(Data entries)
_ _ _ _ _
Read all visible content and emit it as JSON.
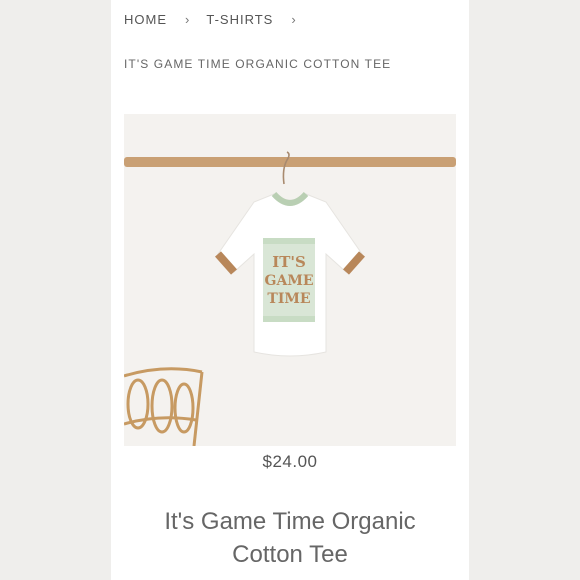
{
  "breadcrumb": {
    "home": "HOME",
    "category": "T-SHIRTS",
    "separator": "›",
    "current": "IT'S GAME TIME ORGANIC COTTON TEE"
  },
  "product": {
    "image_text_line1": "IT'S",
    "image_text_line2": "GAME",
    "image_text_line3": "TIME",
    "price": "$24.00",
    "title_line1": "It's Game Time Organic",
    "title_line2": "Cotton Tee"
  },
  "colors": {
    "page_background": "#efeeec",
    "text_gray": "#666666",
    "shirt_trim_green": "#b9cfb3",
    "shirt_sleeve_tan": "#b8875a",
    "rod_wood": "#c9a074"
  }
}
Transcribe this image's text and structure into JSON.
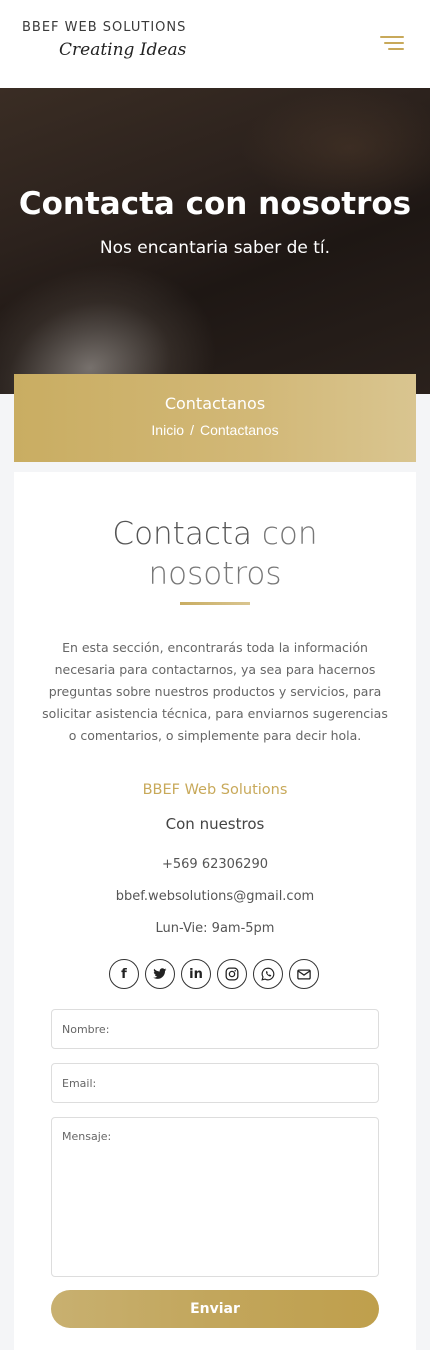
{
  "header": {
    "logo_top": "BBEF WEB SOLUTIONS",
    "logo_bottom": "Creating Ideas",
    "menu_icon": "hamburger-menu-icon",
    "accent_color": "#c8a95a"
  },
  "hero": {
    "title": "Contacta con nosotros",
    "subtitle": "Nos encantaria saber de tí."
  },
  "banner": {
    "title": "Contactanos",
    "breadcrumb": {
      "home": "Inicio",
      "separator": "/",
      "current": "Contactanos"
    }
  },
  "section": {
    "title_strong": "Contacta",
    "title_light_1": "con",
    "title_light_2": "nosotros",
    "intro": "En esta sección, encontrarás toda la información necesaria para contactarnos, ya sea para hacernos preguntas sobre nuestros productos y servicios, para solicitar asistencia técnica, para enviarnos sugerencias o comentarios, o simplemente para decir hola.",
    "company": "BBEF Web Solutions",
    "with_us": "Con nuestros",
    "phone": "+569 62306290",
    "email": "bbef.websolutions@gmail.com",
    "hours": "Lun-Vie: 9am-5pm"
  },
  "socials": [
    {
      "icon": "facebook-icon",
      "glyph": "f"
    },
    {
      "icon": "twitter-icon",
      "glyph": "🐦"
    },
    {
      "icon": "linkedin-icon",
      "glyph": "in"
    },
    {
      "icon": "instagram-icon",
      "glyph": "◎"
    },
    {
      "icon": "whatsapp-icon",
      "glyph": "✆"
    },
    {
      "icon": "email-icon",
      "glyph": "✉"
    }
  ],
  "form": {
    "name_placeholder": "Nombre:",
    "email_placeholder": "Email:",
    "message_placeholder": "Mensaje:",
    "submit_label": "Enviar"
  }
}
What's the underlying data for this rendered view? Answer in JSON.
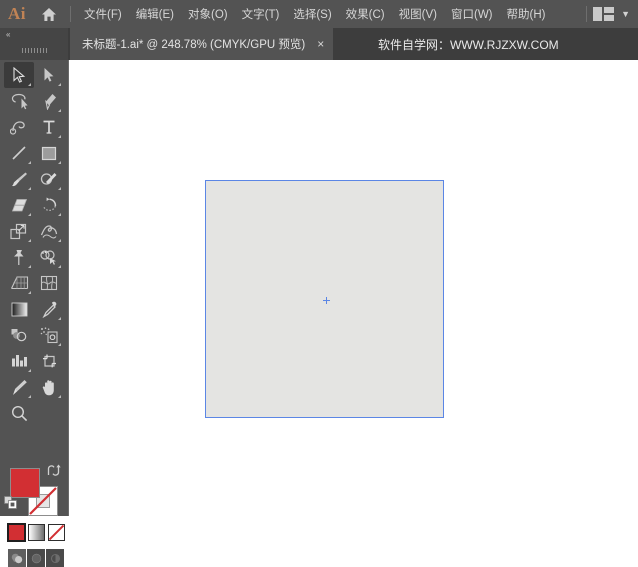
_ _ _ _ _
• **DIRECTIVE**
Without including the pictures, return each record above exactly as it stands.

• **REPLY TO THE TASK**
Read all visible content and emit it as JSON.
{
  "breadcrumb": {
    "home": "HOME",
    "category": "T-SHIRTS",
    "separator": "›",
    "current": "IT'S GAME TIME ORGANIC COTTON TEE"
  },
  "product": {
    "image_text_line1": "IT'S",
    "image_text_line2": "GAME",
    "image_text_line3": "TIME",
    "price": "$24.00",
    "title_line1": "It's Game Time Organic",
    "title_line2": "Cotton Tee"
  },
  "colors": {
    "page_background": "#efeeec",
    "text_gray": "#666666",
    "shirt_trim_green": "#b9cfb3",
    "shirt_sleeve_tan": "#b8875a",
    "rod_wood": "#c9a074"
  }
}
Transcribe this image's text and structure into JSON.
{
  "header": {
    "logo_top": "BBEF WEB SOLUTIONS",
    "logo_bottom": "Creating Ideas",
    "menu_icon": "hamburger-menu-icon",
    "accent_color": "#c8a95a"
  },
  "hero": {
    "title": "Contacta con nosotros",
    "subtitle": "Nos encantaria saber de tí."
  },
  "banner": {
    "title": "Contactanos",
    "breadcrumb": {
      "home": "Inicio",
      "separator": "/",
      "current": "Contactanos"
    }
  },
  "section": {
    "title_strong": "Contacta",
    "title_light_1": "con",
    "title_light_2": "nosotros",
    "intro": "En esta sección, encontrarás toda la información necesaria para contactarnos, ya sea para hacernos preguntas sobre nuestros productos y servicios, para solicitar asistencia técnica, para enviarnos sugerencias o comentarios, o simplemente para decir hola.",
    "company": "BBEF Web Solutions",
    "with_us": "Con nuestros",
    "phone": "+569 62306290",
    "email": "bbef.websolutions@gmail.com",
    "hours": "Lun-Vie: 9am-5pm"
  },
  "socials": [
    {
      "icon": "facebook-icon",
      "glyph": "f"
    },
    {
      "icon": "twitter-icon",
      "glyph": "🐦"
    },
    {
      "icon": "linkedin-icon",
      "glyph": "in"
    },
    {
      "icon": "instagram-icon",
      "glyph": "◎"
    },
    {
      "icon": "whatsapp-icon",
      "glyph": "✆"
    },
    {
      "icon": "email-icon",
      "glyph": "✉"
    }
  ],
  "form": {
    "name_placeholder": "Nombre:",
    "email_placeholder": "Email:",
    "message_placeholder": "Mensaje:",
    "submit_label": "Enviar"
  }
}
What's the underlying data for this rendered view? Answer in JSON.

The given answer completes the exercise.